• _Aim of the task_
Could you write out the records below exactly as they appear?

==*==

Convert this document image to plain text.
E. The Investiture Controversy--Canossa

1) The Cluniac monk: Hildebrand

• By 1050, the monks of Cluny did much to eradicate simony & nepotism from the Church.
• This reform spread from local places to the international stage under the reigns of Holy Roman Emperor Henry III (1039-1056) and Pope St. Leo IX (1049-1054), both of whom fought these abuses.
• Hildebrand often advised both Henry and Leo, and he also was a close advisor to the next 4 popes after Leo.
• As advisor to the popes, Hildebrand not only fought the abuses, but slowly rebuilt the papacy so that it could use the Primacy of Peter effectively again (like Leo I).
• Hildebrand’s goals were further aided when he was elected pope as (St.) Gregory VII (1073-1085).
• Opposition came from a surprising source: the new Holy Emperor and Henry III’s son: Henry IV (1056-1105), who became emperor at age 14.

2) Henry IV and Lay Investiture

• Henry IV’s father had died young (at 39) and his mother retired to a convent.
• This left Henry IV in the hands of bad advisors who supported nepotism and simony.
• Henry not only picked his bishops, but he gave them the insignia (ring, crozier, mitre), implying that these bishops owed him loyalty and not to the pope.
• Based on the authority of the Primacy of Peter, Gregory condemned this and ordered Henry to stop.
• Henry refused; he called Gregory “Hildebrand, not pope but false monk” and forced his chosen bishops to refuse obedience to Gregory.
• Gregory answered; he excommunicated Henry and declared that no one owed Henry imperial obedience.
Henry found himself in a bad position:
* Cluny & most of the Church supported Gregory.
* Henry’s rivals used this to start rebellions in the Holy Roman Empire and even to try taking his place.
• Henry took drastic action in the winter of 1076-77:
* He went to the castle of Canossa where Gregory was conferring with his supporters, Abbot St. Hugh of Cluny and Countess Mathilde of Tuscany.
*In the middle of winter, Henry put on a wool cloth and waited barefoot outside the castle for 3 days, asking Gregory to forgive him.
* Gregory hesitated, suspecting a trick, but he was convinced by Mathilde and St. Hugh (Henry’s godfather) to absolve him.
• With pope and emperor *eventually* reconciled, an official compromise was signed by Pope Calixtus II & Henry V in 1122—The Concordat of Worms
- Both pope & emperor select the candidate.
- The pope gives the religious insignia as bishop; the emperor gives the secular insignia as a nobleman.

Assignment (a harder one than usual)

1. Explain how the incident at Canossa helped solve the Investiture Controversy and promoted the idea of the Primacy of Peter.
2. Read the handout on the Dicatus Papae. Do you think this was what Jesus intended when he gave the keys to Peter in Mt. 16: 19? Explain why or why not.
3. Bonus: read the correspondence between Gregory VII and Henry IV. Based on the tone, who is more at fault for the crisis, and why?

==*==

• _Full solution_
Convert this document image to plain text.
E. The Investiture Controversy--Canossa

1) The Cluniac monk: Hildebrand

• By 1050, the monks of Cluny did much to eradicate simony & nepotism from the Church.
• This reform spread from local places to the international stage under the reigns of Holy Roman Emperor Henry III (1039-1056) and Pope St. Leo IX (1049-1054), both of whom fought these abuses.
• Hildebrand often advised both Henry and Leo, and he also was a close advisor to the next 4 popes after Leo.
• As advisor to the popes, Hildebrand not only fought the abuses, but slowly rebuilt the papacy so that it could use the Primacy of Peter effectively again (like Leo I).
• Hildebrand’s goals were further aided when he was elected pope as (St.) Gregory VII (1073-1085).
• Opposition came from a surprising source: the new Holy Emperor and Henry III’s son: Henry IV (1056-1105), who became emperor at age 14.

2) Henry IV and Lay Investiture

• Henry IV’s father had died young (at 39) and his mother retired to a convent.
• This left Henry IV in the hands of bad advisors who supported nepotism and simony.
• Henry not only picked his bishops, but he gave them the insignia (ring, crozier, mitre), implying that these bishops owed him loyalty and not to the pope.
• Based on the authority of the Primacy of Peter, Gregory condemned this and ordered Henry to stop.
• Henry refused; he called Gregory “Hildebrand, not pope but false monk” and forced his chosen bishops to refuse obedience to Gregory.
• Gregory answered; he excommunicated Henry and declared that no one owed Henry imperial obedience.
Henry found himself in a bad position:
* Cluny & most of the Church supported Gregory.
* Henry’s rivals used this to start rebellions in the Holy Roman Empire and even to try taking his place.
• Henry took drastic action in the winter of 1076-77:
* He went to the castle of Canossa where Gregory was conferring with his supporters, Abbot St. Hugh of Cluny and Countess Mathilde of Tuscany.
*In the middle of winter, Henry put on a wool cloth and waited barefoot outside the castle for 3 days, asking Gregory to forgive him.
* Gregory hesitated, suspecting a trick, but he was convinced by Mathilde and St. Hugh (Henry’s godfather) to absolve him.
• With pope and emperor *eventually* reconciled, an official compromise was signed by Pope Calixtus II & Henry V in 1122—The Concordat of Worms
- Both pope & emperor select the candidate.
- The pope gives the religious insignia as bishop; the emperor gives the secular insignia as a nobleman.

Assignment (a harder one than usual)

1. Explain how the incident at Canossa helped solve the Investiture Controversy and promoted the idea of the Primacy of Peter.
2. Read the handout on the Dicatus Papae. Do you think this was what Jesus intended when he gave the keys to Peter in Mt. 16: 19? Explain why or why not.
3. Bonus: read the correspondence between Gregory VII and Henry IV. Based on the tone, who is more at fault for the crisis, and why?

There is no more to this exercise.